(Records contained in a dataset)
-----
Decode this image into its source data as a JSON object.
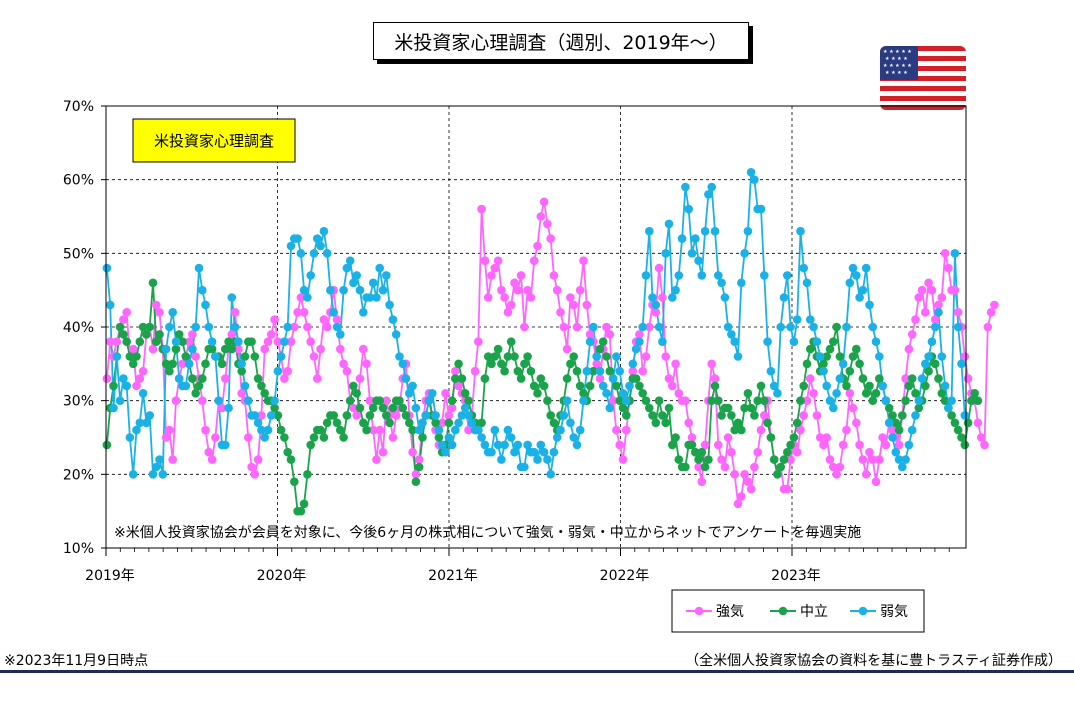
{
  "title": "米投資家心理調査（週別、2019年〜）",
  "inner_label": "米投資家心理調査",
  "chart_note": "※米個人投資家協会が会員を対象に、今後6ヶ月の株式相について強気・弱気・中立からネットでアンケートを毎週実施",
  "as_of": "※2023年11月9日時点",
  "source": "（全米個人投資家協会の資料を基に豊トラスティ証券作成）",
  "flag_icon": "us-flag-icon",
  "chart_data": {
    "type": "line",
    "title": "米投資家心理調査（週別、2019年〜）",
    "xlabel": "",
    "ylabel": "",
    "x_start": "2019-01-03",
    "x_end": "2023-11-09",
    "x_interval": "weekly",
    "x_ticks": [
      "2019年",
      "2020年",
      "2021年",
      "2022年",
      "2023年"
    ],
    "y_ticks": [
      "10%",
      "20%",
      "30%",
      "40%",
      "50%",
      "60%",
      "70%"
    ],
    "ylim": [
      10,
      70
    ],
    "grid": "dashed horizontal and vertical",
    "legend_position": "bottom-right",
    "series": [
      {
        "name": "強気",
        "color": "#ff66ff",
        "values": [
          33,
          38,
          36,
          38,
          40,
          41,
          42,
          36,
          37,
          32,
          33,
          34,
          39,
          40,
          37,
          43,
          42,
          37,
          25,
          26,
          22,
          30,
          33,
          35,
          36,
          38,
          39,
          36,
          33,
          30,
          26,
          23,
          22,
          25,
          30,
          29,
          33,
          37,
          39,
          42,
          37,
          31,
          30,
          25,
          21,
          20,
          22,
          28,
          37,
          38,
          39,
          41,
          38,
          36,
          33,
          34,
          38,
          40,
          42,
          44,
          42,
          40,
          38,
          36,
          33,
          37,
          41,
          40,
          42,
          45,
          41,
          37,
          35,
          34,
          30,
          29,
          28,
          33,
          37,
          35,
          30,
          26,
          22,
          26,
          23,
          30,
          28,
          25,
          28,
          29,
          33,
          35,
          28,
          23,
          20,
          22,
          27,
          30,
          31,
          28,
          26,
          24,
          27,
          31,
          28,
          29,
          34,
          32,
          31,
          30,
          26,
          28,
          34,
          38,
          56,
          49,
          44,
          47,
          48,
          49,
          45,
          44,
          42,
          43,
          46,
          45,
          47,
          40,
          45,
          44,
          49,
          51,
          55,
          57,
          54,
          52,
          47,
          45,
          42,
          40,
          37,
          44,
          43,
          40,
          45,
          49,
          43,
          39,
          38,
          35,
          33,
          37,
          40,
          39,
          30,
          26,
          24,
          22,
          26,
          30,
          34,
          38,
          39,
          34,
          36,
          40,
          43,
          42,
          48,
          44,
          36,
          33,
          32,
          35,
          31,
          30,
          30,
          27,
          25,
          23,
          21,
          19,
          24,
          30,
          35,
          33,
          24,
          22,
          21,
          25,
          23,
          20,
          16,
          17,
          20,
          19,
          18,
          21,
          23,
          26,
          28,
          30,
          25,
          22,
          20,
          21,
          18,
          18,
          22,
          24,
          23,
          26,
          28,
          30,
          33,
          31,
          28,
          25,
          24,
          25,
          22,
          21,
          20,
          21,
          24,
          26,
          31,
          29,
          27,
          24,
          22,
          20,
          23,
          22,
          19,
          22,
          25,
          24,
          27,
          26,
          25,
          24,
          28,
          33,
          37,
          39,
          41,
          44,
          45,
          42,
          46,
          45,
          41,
          43,
          44,
          50,
          48,
          45,
          45,
          42,
          40,
          36,
          33,
          31,
          30,
          27,
          25,
          24,
          40,
          42,
          43
        ]
      },
      {
        "name": "中立",
        "color": "#1aa34a",
        "values": [
          24,
          29,
          32,
          36,
          40,
          39,
          38,
          36,
          35,
          36,
          38,
          40,
          39,
          40,
          46,
          38,
          39,
          37,
          35,
          34,
          35,
          37,
          39,
          38,
          36,
          35,
          33,
          31,
          32,
          33,
          35,
          37,
          37,
          36,
          36,
          35,
          37,
          38,
          37,
          38,
          35,
          34,
          36,
          38,
          38,
          36,
          33,
          32,
          31,
          30,
          30,
          29,
          28,
          26,
          25,
          23,
          22,
          19,
          15,
          15,
          16,
          20,
          24,
          25,
          26,
          26,
          25,
          27,
          28,
          28,
          27,
          26,
          25,
          28,
          30,
          32,
          31,
          29,
          27,
          26,
          28,
          29,
          30,
          30,
          29,
          28,
          27,
          29,
          30,
          30,
          29,
          28,
          27,
          26,
          19,
          21,
          25,
          28,
          30,
          28,
          27,
          25,
          23,
          24,
          27,
          30,
          33,
          35,
          33,
          31,
          30,
          28,
          27,
          26,
          27,
          33,
          36,
          35,
          36,
          37,
          35,
          34,
          36,
          38,
          36,
          34,
          33,
          35,
          36,
          34,
          32,
          31,
          33,
          32,
          30,
          28,
          27,
          26,
          28,
          30,
          33,
          35,
          36,
          34,
          32,
          31,
          30,
          32,
          34,
          36,
          37,
          38,
          36,
          34,
          33,
          32,
          30,
          29,
          28,
          30,
          33,
          33,
          32,
          31,
          30,
          29,
          28,
          27,
          30,
          28,
          27,
          29,
          24,
          25,
          22,
          21,
          21,
          24,
          24,
          23,
          22,
          23,
          21,
          22,
          30,
          32,
          30,
          28,
          29,
          29,
          28,
          26,
          27,
          26,
          29,
          31,
          29,
          28,
          30,
          32,
          30,
          27,
          25,
          22,
          20,
          21,
          22,
          23,
          24,
          25,
          27,
          30,
          32,
          35,
          37,
          38,
          36,
          34,
          35,
          36,
          37,
          38,
          40,
          36,
          33,
          32,
          34,
          36,
          37,
          35,
          33,
          31,
          32,
          30,
          31,
          33,
          32,
          30,
          29,
          28,
          27,
          26,
          28,
          30,
          32,
          33,
          31,
          29,
          30,
          32,
          34,
          36,
          35,
          33,
          31,
          30,
          29,
          28,
          27,
          26,
          25,
          24,
          27,
          30,
          31,
          30
        ]
      },
      {
        "name": "弱気",
        "color": "#1ab2e6",
        "values": [
          48,
          43,
          29,
          36,
          30,
          33,
          32,
          25,
          20,
          26,
          27,
          31,
          27,
          28,
          20,
          21,
          22,
          20,
          37,
          40,
          42,
          38,
          33,
          32,
          32,
          35,
          37,
          40,
          48,
          45,
          43,
          40,
          38,
          36,
          30,
          24,
          24,
          29,
          44,
          40,
          38,
          35,
          32,
          30,
          28,
          28,
          27,
          26,
          25,
          26,
          28,
          30,
          34,
          36,
          38,
          40,
          51,
          52,
          52,
          50,
          45,
          44,
          47,
          50,
          52,
          51,
          53,
          50,
          45,
          42,
          40,
          39,
          45,
          48,
          49,
          46,
          47,
          45,
          42,
          44,
          44,
          46,
          44,
          48,
          45,
          47,
          43,
          41,
          39,
          36,
          35,
          33,
          31,
          32,
          29,
          26,
          27,
          28,
          30,
          31,
          28,
          26,
          24,
          23,
          25,
          24,
          26,
          27,
          28,
          29,
          28,
          27,
          26,
          26,
          25,
          24,
          23,
          23,
          26,
          24,
          22,
          24,
          26,
          25,
          23,
          24,
          21,
          21,
          24,
          23,
          23,
          22,
          24,
          23,
          22,
          20,
          23,
          25,
          26,
          28,
          30,
          27,
          25,
          24,
          26,
          30,
          34,
          38,
          40,
          36,
          34,
          32,
          31,
          29,
          33,
          36,
          34,
          31,
          30,
          32,
          35,
          37,
          38,
          40,
          47,
          53,
          44,
          43,
          40,
          38,
          50,
          54,
          44,
          45,
          47,
          52,
          59,
          56,
          50,
          52,
          49,
          47,
          53,
          58,
          59,
          53,
          47,
          46,
          44,
          40,
          39,
          38,
          36,
          46,
          50,
          53,
          61,
          60,
          56,
          56,
          47,
          38,
          34,
          32,
          31,
          40,
          44,
          47,
          40,
          38,
          41,
          53,
          48,
          46,
          41,
          40,
          38,
          36,
          34,
          32,
          30,
          29,
          31,
          33,
          35,
          40,
          46,
          48,
          47,
          44,
          45,
          48,
          43,
          40,
          38,
          36,
          32,
          30,
          27,
          25,
          23,
          22,
          21,
          22,
          24,
          26,
          28,
          30,
          33,
          35,
          36,
          38,
          40,
          42,
          36,
          32,
          29,
          30,
          50,
          40,
          35,
          28
        ]
      }
    ]
  }
}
-----
### [Exercise aim]
Gather every line from the listing above in which "title" appears, and copy those lines.

### [The output]
  "title": "米投資家心理調査（週別、2019年〜）",
    "title": "米投資家心理調査（週別、2019年〜）",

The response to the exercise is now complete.